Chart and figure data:
-------

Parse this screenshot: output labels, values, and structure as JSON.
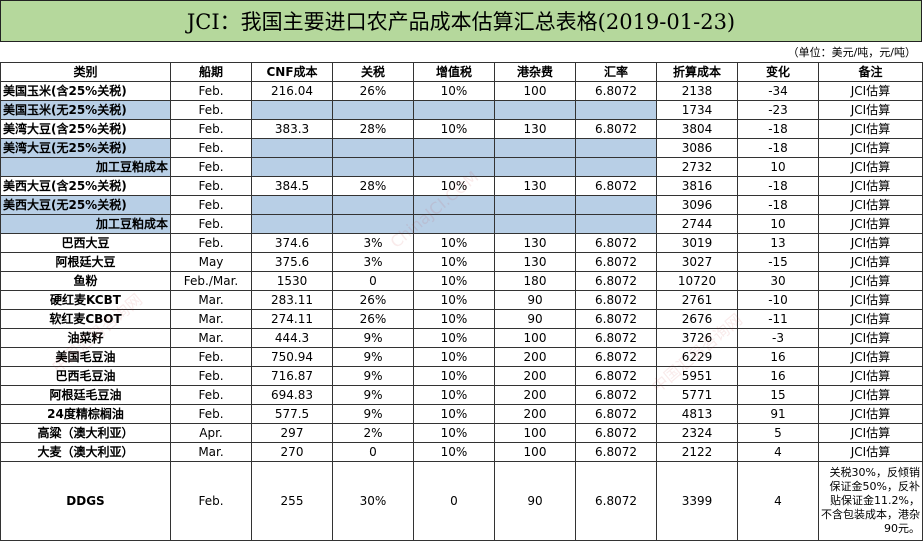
{
  "title": "JCI：我国主要进口农产品成本估算汇总表格(2019-01-23)",
  "unit": "（单位：美元/吨，元/吨）",
  "headers": [
    "类别",
    "船期",
    "CNF成本",
    "关税",
    "增值税",
    "港杂费",
    "汇率",
    "折算成本",
    "变化",
    "备注"
  ],
  "rows": [
    {
      "cells": [
        "美国玉米(含25%关税)",
        "Feb.",
        "216.04",
        "26%",
        "10%",
        "100",
        "6.8072",
        "2138",
        "-34",
        "JCI估算"
      ],
      "style": "normal",
      "align": "left"
    },
    {
      "cells": [
        "美国玉米(无25%关税)",
        "Feb.",
        "",
        "",
        "",
        "",
        "",
        "1734",
        "-23",
        "JCI估算"
      ],
      "style": "blue",
      "align": "left"
    },
    {
      "cells": [
        "美湾大豆(含25%关税)",
        "Feb.",
        "383.3",
        "28%",
        "10%",
        "130",
        "6.8072",
        "3804",
        "-18",
        "JCI估算"
      ],
      "style": "normal",
      "align": "left"
    },
    {
      "cells": [
        "美湾大豆(无25%关税)",
        "Feb.",
        "",
        "",
        "",
        "",
        "",
        "3086",
        "-18",
        "JCI估算"
      ],
      "style": "blue",
      "align": "left"
    },
    {
      "cells": [
        "加工豆粕成本",
        "Feb.",
        "",
        "",
        "",
        "",
        "",
        "2732",
        "10",
        "JCI估算"
      ],
      "style": "blue",
      "align": "right"
    },
    {
      "cells": [
        "美西大豆(含25%关税)",
        "Feb.",
        "384.5",
        "28%",
        "10%",
        "130",
        "6.8072",
        "3816",
        "-18",
        "JCI估算"
      ],
      "style": "normal",
      "align": "left"
    },
    {
      "cells": [
        "美西大豆(无25%关税)",
        "Feb.",
        "",
        "",
        "",
        "",
        "",
        "3096",
        "-18",
        "JCI估算"
      ],
      "style": "blue",
      "align": "left"
    },
    {
      "cells": [
        "加工豆粕成本",
        "Feb.",
        "",
        "",
        "",
        "",
        "",
        "2744",
        "10",
        "JCI估算"
      ],
      "style": "blue",
      "align": "right"
    },
    {
      "cells": [
        "巴西大豆",
        "Feb.",
        "374.6",
        "3%",
        "10%",
        "130",
        "6.8072",
        "3019",
        "13",
        "JCI估算"
      ],
      "style": "normal",
      "align": "center"
    },
    {
      "cells": [
        "阿根廷大豆",
        "May",
        "375.6",
        "3%",
        "10%",
        "130",
        "6.8072",
        "3027",
        "-15",
        "JCI估算"
      ],
      "style": "normal",
      "align": "center"
    },
    {
      "cells": [
        "鱼粉",
        "Feb./Mar.",
        "1530",
        "0",
        "10%",
        "180",
        "6.8072",
        "10720",
        "30",
        "JCI估算"
      ],
      "style": "normal",
      "align": "center"
    },
    {
      "cells": [
        "硬红麦KCBT",
        "Mar.",
        "283.11",
        "26%",
        "10%",
        "90",
        "6.8072",
        "2761",
        "-10",
        "JCI估算"
      ],
      "style": "normal",
      "align": "center"
    },
    {
      "cells": [
        "软红麦CBOT",
        "Mar.",
        "274.11",
        "26%",
        "10%",
        "90",
        "6.8072",
        "2676",
        "-11",
        "JCI估算"
      ],
      "style": "normal",
      "align": "center"
    },
    {
      "cells": [
        "油菜籽",
        "Mar.",
        "444.3",
        "9%",
        "10%",
        "100",
        "6.8072",
        "3726",
        "-3",
        "JCI估算"
      ],
      "style": "normal",
      "align": "center"
    },
    {
      "cells": [
        "美国毛豆油",
        "Feb.",
        "750.94",
        "9%",
        "10%",
        "200",
        "6.8072",
        "6229",
        "16",
        "JCI估算"
      ],
      "style": "normal",
      "align": "center"
    },
    {
      "cells": [
        "巴西毛豆油",
        "Feb.",
        "716.87",
        "9%",
        "10%",
        "200",
        "6.8072",
        "5951",
        "16",
        "JCI估算"
      ],
      "style": "normal",
      "align": "center"
    },
    {
      "cells": [
        "阿根廷毛豆油",
        "Feb.",
        "694.83",
        "9%",
        "10%",
        "200",
        "6.8072",
        "5771",
        "15",
        "JCI估算"
      ],
      "style": "normal",
      "align": "center"
    },
    {
      "cells": [
        "24度精棕榈油",
        "Feb.",
        "577.5",
        "9%",
        "10%",
        "200",
        "6.8072",
        "4813",
        "91",
        "JCI估算"
      ],
      "style": "normal",
      "align": "center"
    },
    {
      "cells": [
        "高粱（澳大利亚）",
        "Apr.",
        "297",
        "2%",
        "10%",
        "100",
        "6.8072",
        "2324",
        "5",
        "JCI估算"
      ],
      "style": "normal",
      "align": "center"
    },
    {
      "cells": [
        "大麦（澳大利亚）",
        "Mar.",
        "270",
        "0",
        "10%",
        "100",
        "6.8072",
        "2122",
        "4",
        "JCI估算"
      ],
      "style": "normal",
      "align": "center"
    }
  ],
  "ddgs": {
    "cells": [
      "DDGS",
      "Feb.",
      "255",
      "30%",
      "0",
      "90",
      "6.8072",
      "3399",
      "4"
    ],
    "note": "关税30%，反倾销保证金50%，反补贴保证金11.2%，不含包装成本，港杂90元。"
  }
}
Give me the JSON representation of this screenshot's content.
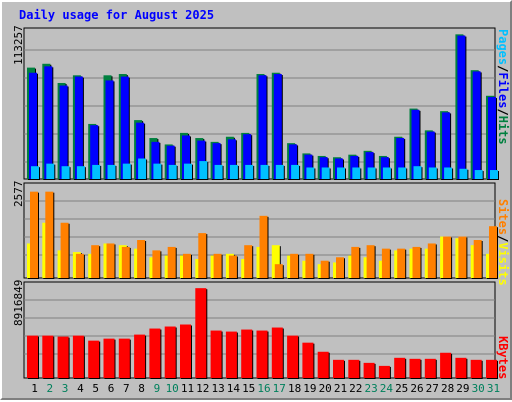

-------

Give back the entries verbatim. Do not include any picture.

_Output of the task:_
Parse this screenshot: output labels, values, and structure as JSON.
{
  "title": "JCI：我国主要进口农产品成本估算汇总表格(2019-01-23)",
  "unit": "（单位：美元/吨，元/吨）",
  "headers": [
    "类别",
    "船期",
    "CNF成本",
    "关税",
    "增值税",
    "港杂费",
    "汇率",
    "折算成本",
    "变化",
    "备注"
  ],
  "rows": [
    {
      "cells": [
        "美国玉米(含25%关税)",
        "Feb.",
        "216.04",
        "26%",
        "10%",
        "100",
        "6.8072",
        "2138",
        "-34",
        "JCI估算"
      ],
      "style": "normal",
      "align": "left"
    },
    {
      "cells": [
        "美国玉米(无25%关税)",
        "Feb.",
        "",
        "",
        "",
        "",
        "",
        "1734",
        "-23",
        "JCI估算"
      ],
      "style": "blue",
      "align": "left"
    },
    {
      "cells": [
        "美湾大豆(含25%关税)",
        "Feb.",
        "383.3",
        "28%",
        "10%",
        "130",
        "6.8072",
        "3804",
        "-18",
        "JCI估算"
      ],
      "style": "normal",
      "align": "left"
    },
    {
      "cells": [
        "美湾大豆(无25%关税)",
        "Feb.",
        "",
        "",
        "",
        "",
        "",
        "3086",
        "-18",
        "JCI估算"
      ],
      "style": "blue",
      "align": "left"
    },
    {
      "cells": [
        "加工豆粕成本",
        "Feb.",
        "",
        "",
        "",
        "",
        "",
        "2732",
        "10",
        "JCI估算"
      ],
      "style": "blue",
      "align": "right"
    },
    {
      "cells": [
        "美西大豆(含25%关税)",
        "Feb.",
        "384.5",
        "28%",
        "10%",
        "130",
        "6.8072",
        "3816",
        "-18",
        "JCI估算"
      ],
      "style": "normal",
      "align": "left"
    },
    {
      "cells": [
        "美西大豆(无25%关税)",
        "Feb.",
        "",
        "",
        "",
        "",
        "",
        "3096",
        "-18",
        "JCI估算"
      ],
      "style": "blue",
      "align": "left"
    },
    {
      "cells": [
        "加工豆粕成本",
        "Feb.",
        "",
        "",
        "",
        "",
        "",
        "2744",
        "10",
        "JCI估算"
      ],
      "style": "blue",
      "align": "right"
    },
    {
      "cells": [
        "巴西大豆",
        "Feb.",
        "374.6",
        "3%",
        "10%",
        "130",
        "6.8072",
        "3019",
        "13",
        "JCI估算"
      ],
      "style": "normal",
      "align": "center"
    },
    {
      "cells": [
        "阿根廷大豆",
        "May",
        "375.6",
        "3%",
        "10%",
        "130",
        "6.8072",
        "3027",
        "-15",
        "JCI估算"
      ],
      "style": "normal",
      "align": "center"
    },
    {
      "cells": [
        "鱼粉",
        "Feb./Mar.",
        "1530",
        "0",
        "10%",
        "180",
        "6.8072",
        "10720",
        "30",
        "JCI估算"
      ],
      "style": "normal",
      "align": "center"
    },
    {
      "cells": [
        "硬红麦KCBT",
        "Mar.",
        "283.11",
        "26%",
        "10%",
        "90",
        "6.8072",
        "2761",
        "-10",
        "JCI估算"
      ],
      "style": "normal",
      "align": "center"
    },
    {
      "cells": [
        "软红麦CBOT",
        "Mar.",
        "274.11",
        "26%",
        "10%",
        "90",
        "6.8072",
        "2676",
        "-11",
        "JCI估算"
      ],
      "style": "normal",
      "align": "center"
    },
    {
      "cells": [
        "油菜籽",
        "Mar.",
        "444.3",
        "9%",
        "10%",
        "100",
        "6.8072",
        "3726",
        "-3",
        "JCI估算"
      ],
      "style": "normal",
      "align": "center"
    },
    {
      "cells": [
        "美国毛豆油",
        "Feb.",
        "750.94",
        "9%",
        "10%",
        "200",
        "6.8072",
        "6229",
        "16",
        "JCI估算"
      ],
      "style": "normal",
      "align": "center"
    },
    {
      "cells": [
        "巴西毛豆油",
        "Feb.",
        "716.87",
        "9%",
        "10%",
        "200",
        "6.8072",
        "5951",
        "16",
        "JCI估算"
      ],
      "style": "normal",
      "align": "center"
    },
    {
      "cells": [
        "阿根廷毛豆油",
        "Feb.",
        "694.83",
        "9%",
        "10%",
        "200",
        "6.8072",
        "5771",
        "15",
        "JCI估算"
      ],
      "style": "normal",
      "align": "center"
    },
    {
      "cells": [
        "24度精棕榈油",
        "Feb.",
        "577.5",
        "9%",
        "10%",
        "200",
        "6.8072",
        "4813",
        "91",
        "JCI估算"
      ],
      "style": "normal",
      "align": "center"
    },
    {
      "cells": [
        "高粱（澳大利亚）",
        "Apr.",
        "297",
        "2%",
        "10%",
        "100",
        "6.8072",
        "2324",
        "5",
        "JCI估算"
      ],
      "style": "normal",
      "align": "center"
    },
    {
      "cells": [
        "大麦（澳大利亚）",
        "Mar.",
        "270",
        "0",
        "10%",
        "100",
        "6.8072",
        "2122",
        "4",
        "JCI估算"
      ],
      "style": "normal",
      "align": "center"
    }
  ],
  "ddgs": {
    "cells": [
      "DDGS",
      "Feb.",
      "255",
      "30%",
      "0",
      "90",
      "6.8072",
      "3399",
      "4"
    ],
    "note": "关税30%，反倾销保证金50%，反补贴保证金11.2%，不含包装成本，港杂90元。"
  }
}
Give me the JSON representation of this screenshot's content.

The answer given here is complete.